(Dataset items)
______

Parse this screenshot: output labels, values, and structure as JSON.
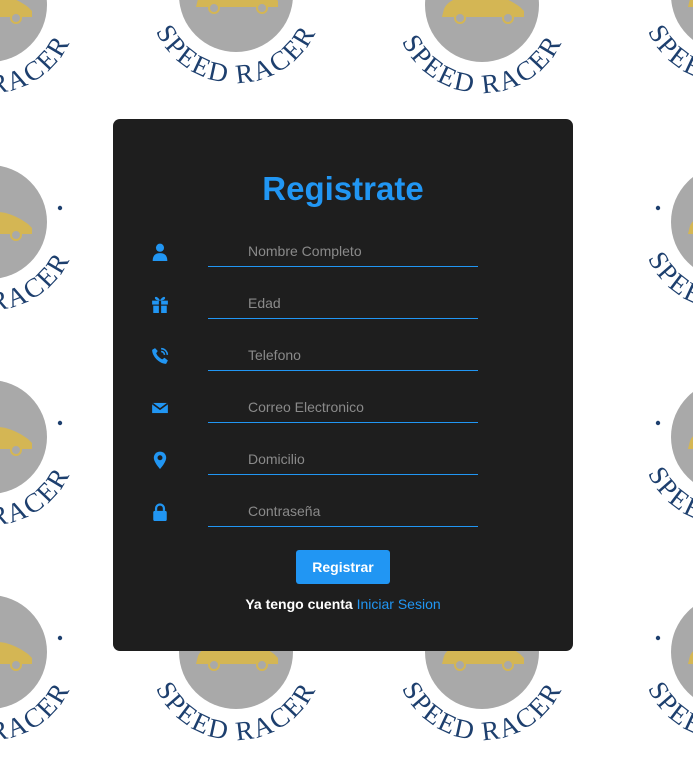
{
  "background": {
    "logo_text": "SPEED RACER",
    "colors": {
      "page": "#ffffff",
      "circle": "#a9a9a9",
      "car": "#d4b654",
      "text": "#1d3f6e"
    }
  },
  "form": {
    "title": "Registrate",
    "fields": [
      {
        "icon": "user-icon",
        "placeholder": "Nombre Completo",
        "value": ""
      },
      {
        "icon": "gift-icon",
        "placeholder": "Edad",
        "value": ""
      },
      {
        "icon": "phone-icon",
        "placeholder": "Telefono",
        "value": ""
      },
      {
        "icon": "envelope-icon",
        "placeholder": "Correo Electronico",
        "value": ""
      },
      {
        "icon": "location-pin-icon",
        "placeholder": "Domicilio",
        "value": ""
      },
      {
        "icon": "lock-icon",
        "placeholder": "Contraseña",
        "value": ""
      }
    ],
    "submit_label": "Registrar",
    "login_prompt": "Ya tengo cuenta",
    "login_link": "Iniciar Sesion",
    "colors": {
      "card": "#1e1e1e",
      "accent": "#2196f3",
      "placeholder": "#8a8a8a",
      "text": "#ffffff"
    }
  }
}
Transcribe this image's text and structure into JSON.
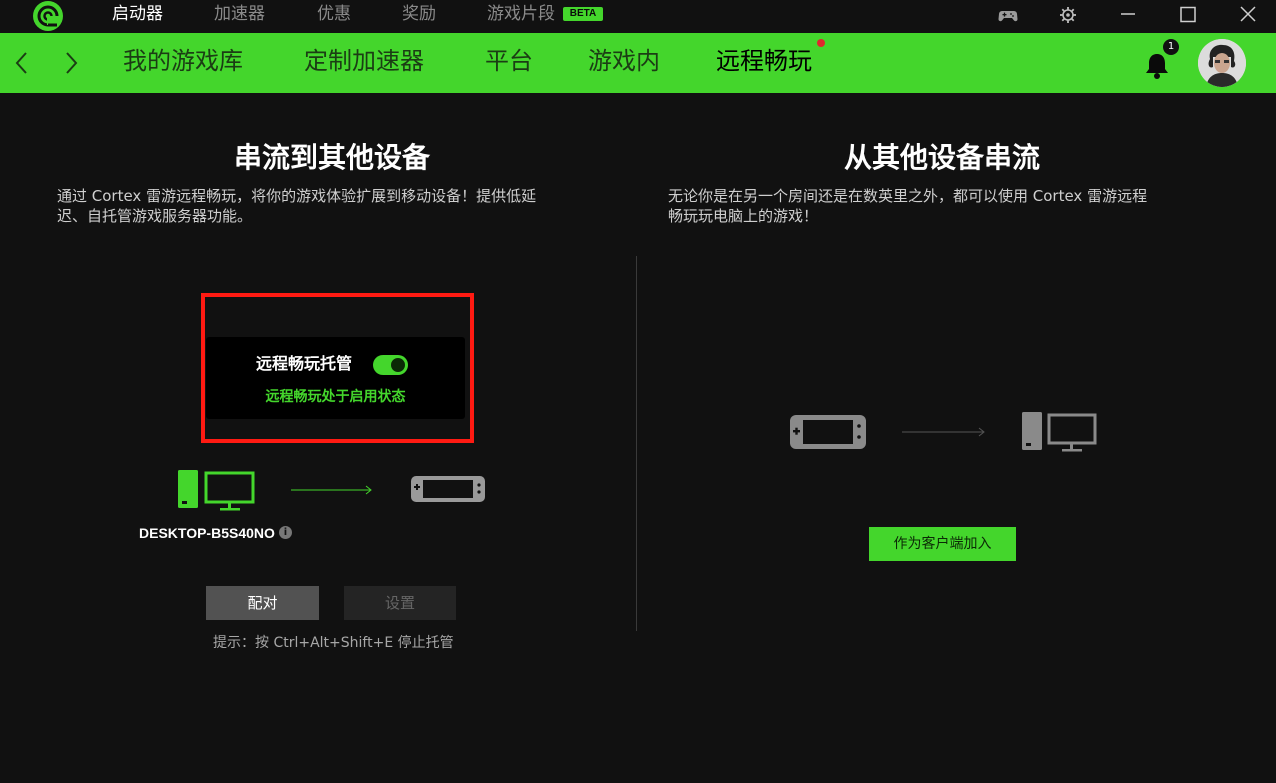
{
  "titlebar": {
    "tabs": [
      {
        "label": "启动器"
      },
      {
        "label": "加速器"
      },
      {
        "label": "优惠"
      },
      {
        "label": "奖励"
      },
      {
        "label": "游戏片段"
      }
    ],
    "beta_badge": "BETA"
  },
  "nav": {
    "tabs": [
      {
        "label": "我的游戏库"
      },
      {
        "label": "定制加速器"
      },
      {
        "label": "平台"
      },
      {
        "label": "游戏内"
      },
      {
        "label": "远程畅玩"
      }
    ],
    "active_tab": "远程畅玩",
    "notification_count": "1"
  },
  "left": {
    "title": "串流到其他设备",
    "description_line1": "通过 Cortex 雷游远程畅玩，将你的游戏体验扩展到移动设备！提供低延",
    "description_line2": "迟、自托管游戏服务器功能。",
    "host_card": {
      "label": "远程畅玩托管",
      "toggle_on": true,
      "status": "远程畅玩处于启用状态"
    },
    "device_name": "DESKTOP-B5S40NO",
    "pair_button": "配对",
    "settings_button": "设置",
    "hint": "提示：按 Ctrl+Alt+Shift+E 停止托管"
  },
  "right": {
    "title": "从其他设备串流",
    "description_line1": "无论你是在另一个房间还是在数英里之外，都可以使用 Cortex 雷游远程",
    "description_line2": "畅玩玩电脑上的游戏！",
    "join_button": "作为客户端加入"
  },
  "colors": {
    "accent": "#44d62c",
    "background": "#111111",
    "highlight": "#ff1a12"
  }
}
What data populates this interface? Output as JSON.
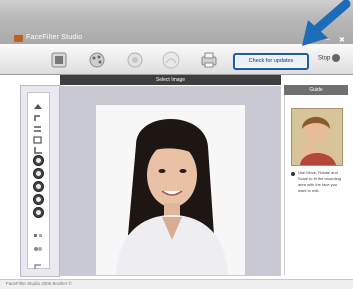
{
  "titlebar": {
    "app_title": "FaceFilter Studio",
    "minimize_label": "–",
    "close_label": "✖"
  },
  "toolbar": {
    "buttons": [
      {
        "name": "open-image-button",
        "icon": "folder-image-icon"
      },
      {
        "name": "adjust-button",
        "icon": "palette-icon"
      },
      {
        "name": "effects-button",
        "icon": "effects-icon"
      },
      {
        "name": "help-button",
        "icon": "help-icon"
      },
      {
        "name": "print-button",
        "icon": "printer-icon"
      }
    ],
    "update_label": "Check for updates",
    "stop_label": "Stop"
  },
  "mode_bar": {
    "label": "Select Image"
  },
  "guide": {
    "header": "Guide",
    "text": "Use Move, Rotate and Scale to fit the bounding area with the face you want to edit."
  },
  "statusbar": {
    "text": "FaceFilter Studio 2006  Brother  ©"
  },
  "colors": {
    "accent": "#1a5da6",
    "arrow": "#1e6bb8",
    "titlebar": "#b9b9b9",
    "canvas": "#c9c9d3",
    "mode_bar": "#3e3e3e"
  }
}
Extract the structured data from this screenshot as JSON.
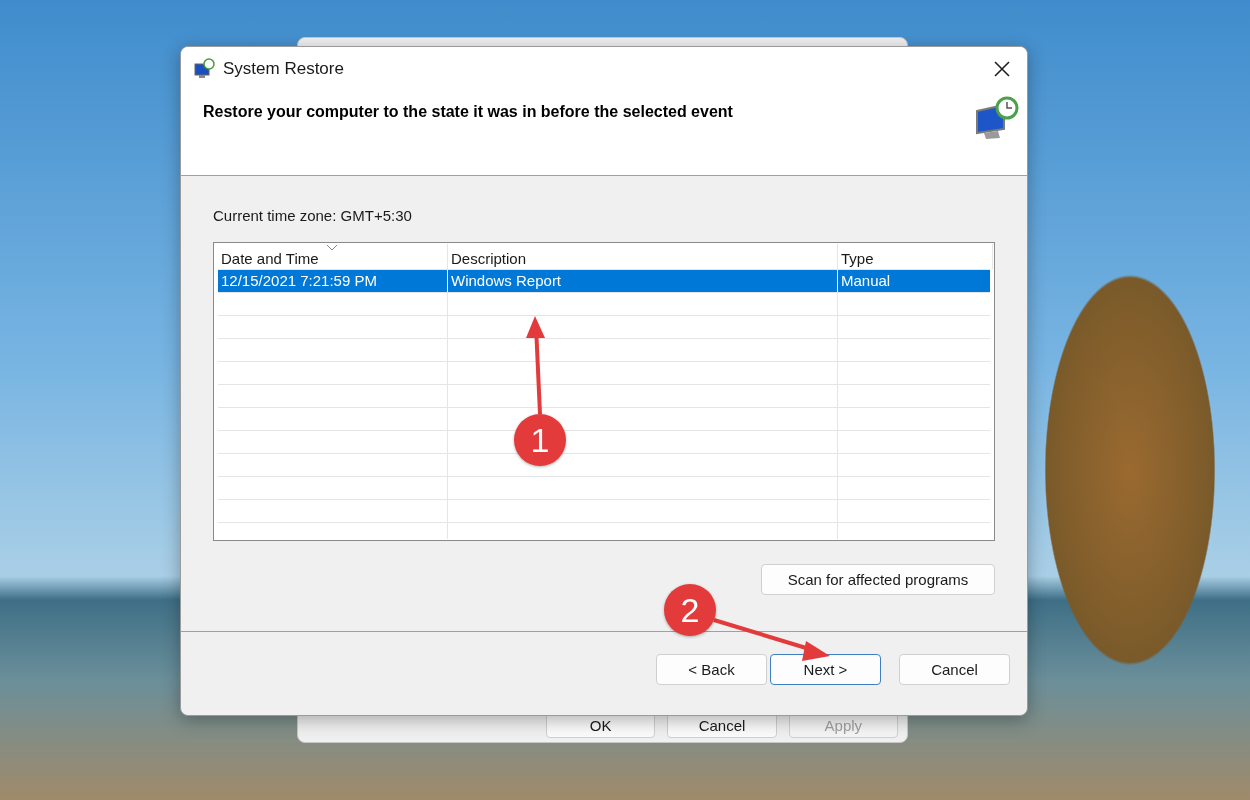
{
  "window": {
    "title": "System Restore",
    "heading": "Restore your computer to the state it was in before the selected event"
  },
  "time_zone": "Current time zone: GMT+5:30",
  "table": {
    "columns": [
      {
        "label": "Date and Time",
        "sorted": true
      },
      {
        "label": "Description",
        "sorted": false
      },
      {
        "label": "Type",
        "sorted": false
      }
    ],
    "rows": [
      {
        "cells": [
          "12/15/2021 7:21:59 PM",
          "Windows Report",
          "Manual"
        ],
        "selected": true
      }
    ]
  },
  "scan_button": "Scan for affected programs",
  "buttons": [
    {
      "label": "< Back",
      "default": false
    },
    {
      "label": "Next >",
      "default": true
    },
    {
      "label": "Cancel",
      "default": false
    }
  ],
  "background_window": {
    "buttons": [
      {
        "label": "OK",
        "disabled": false
      },
      {
        "label": "Cancel",
        "disabled": false
      },
      {
        "label": "Apply",
        "disabled": true
      }
    ]
  },
  "annotations": [
    {
      "number": "1"
    },
    {
      "number": "2"
    }
  ]
}
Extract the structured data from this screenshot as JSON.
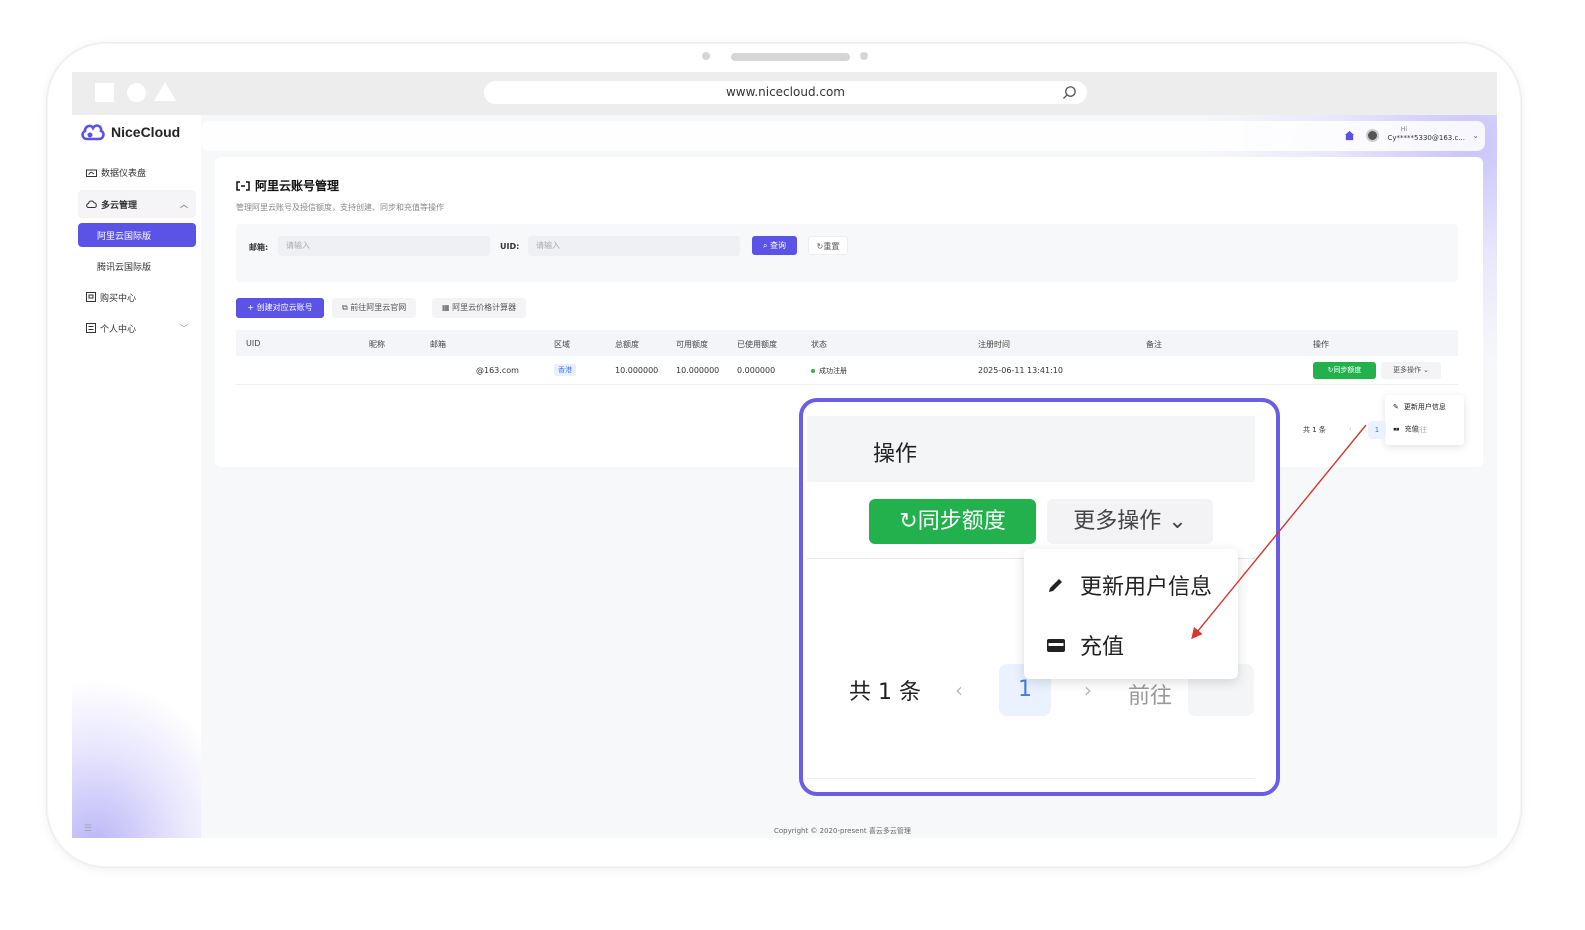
{
  "browser": {
    "url": "www.nicecloud.com"
  },
  "brand": {
    "name": "NiceCloud",
    "accent": "#5b53e6",
    "success": "#22b14c"
  },
  "sidebar": {
    "items": [
      {
        "label": "数据仪表盘",
        "icon": "dashboard-icon"
      },
      {
        "label": "多云管理",
        "icon": "cloud-icon",
        "expanded": true
      },
      {
        "label": "阿里云国际版",
        "active": true
      },
      {
        "label": "腾讯云国际版"
      },
      {
        "label": "购买中心",
        "icon": "cart-icon"
      },
      {
        "label": "个人中心",
        "icon": "user-icon"
      }
    ],
    "collapse_icon": "menu-fold-icon"
  },
  "topbar": {
    "greeting": "Hi",
    "user": "Cy*****5330@163.c..."
  },
  "page": {
    "title": "阿里云账号管理",
    "subtitle": "管理阿里云账号及授信额度，支持创建、同步和充值等操作"
  },
  "filter": {
    "email_label": "邮箱:",
    "email_placeholder": "请输入",
    "uid_label": "UID:",
    "uid_placeholder": "请输入",
    "query_label": "查询",
    "reset_label": "重置"
  },
  "actions": {
    "create_label": "+ 创建对应云账号",
    "official_label": "前往阿里云官网",
    "calculator_label": "阿里云价格计算器"
  },
  "table": {
    "columns": [
      "UID",
      "昵称",
      "邮箱",
      "区域",
      "总额度",
      "可用额度",
      "已使用额度",
      "状态",
      "注册时间",
      "备注",
      "操作"
    ],
    "rows": [
      {
        "uid": "",
        "nickname": "",
        "email": "@163.com",
        "region": "香港",
        "total": "10.000000",
        "available": "10.000000",
        "used": "0.000000",
        "status": "成功注册",
        "registered": "2025-06-11 13:41:10",
        "note": ""
      }
    ],
    "sync_label": "同步额度",
    "more_label": "更多操作",
    "dropdown": [
      "更新用户信息",
      "充值"
    ]
  },
  "pagination": {
    "total": "共 1 条",
    "page": "1",
    "goto": "前往"
  },
  "footer": {
    "copyright": "Copyright © 2020-present 喜云多云管理"
  },
  "zoom": {
    "header": "操作",
    "sync_label": "同步额度",
    "more_label": "更多操作",
    "dropdown": [
      "更新用户信息",
      "充值"
    ],
    "total": "共 1 条",
    "page": "1",
    "goto": "前往"
  }
}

______

- EXERCISE PROMPT
What count of lines in the listing contain the word "selected"? Reply with the number only.

- WORKED SOLUTION
2